Information shown:

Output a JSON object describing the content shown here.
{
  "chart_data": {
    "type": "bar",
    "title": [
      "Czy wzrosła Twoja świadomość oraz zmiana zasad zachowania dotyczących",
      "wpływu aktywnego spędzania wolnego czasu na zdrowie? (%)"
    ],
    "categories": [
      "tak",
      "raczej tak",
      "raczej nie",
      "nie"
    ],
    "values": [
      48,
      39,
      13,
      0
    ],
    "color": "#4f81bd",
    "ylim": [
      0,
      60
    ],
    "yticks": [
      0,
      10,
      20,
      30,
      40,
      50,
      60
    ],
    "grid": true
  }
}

The task:
Write out all of the records once more, exactly.

Finished exercise:
Output a JSON object describing the content shown here.
{
  "chart_data": {
    "type": "bar",
    "title": [
      "Czy wzrosła Twoja świadomość oraz zmiana zasad zachowania dotyczących",
      "wpływu aktywnego spędzania wolnego czasu na zdrowie? (%)"
    ],
    "categories": [
      "tak",
      "raczej tak",
      "raczej nie",
      "nie"
    ],
    "values": [
      48,
      39,
      13,
      0
    ],
    "color": "#4f81bd",
    "ylim": [
      0,
      60
    ],
    "yticks": [
      0,
      10,
      20,
      30,
      40,
      50,
      60
    ],
    "grid": true
  }
}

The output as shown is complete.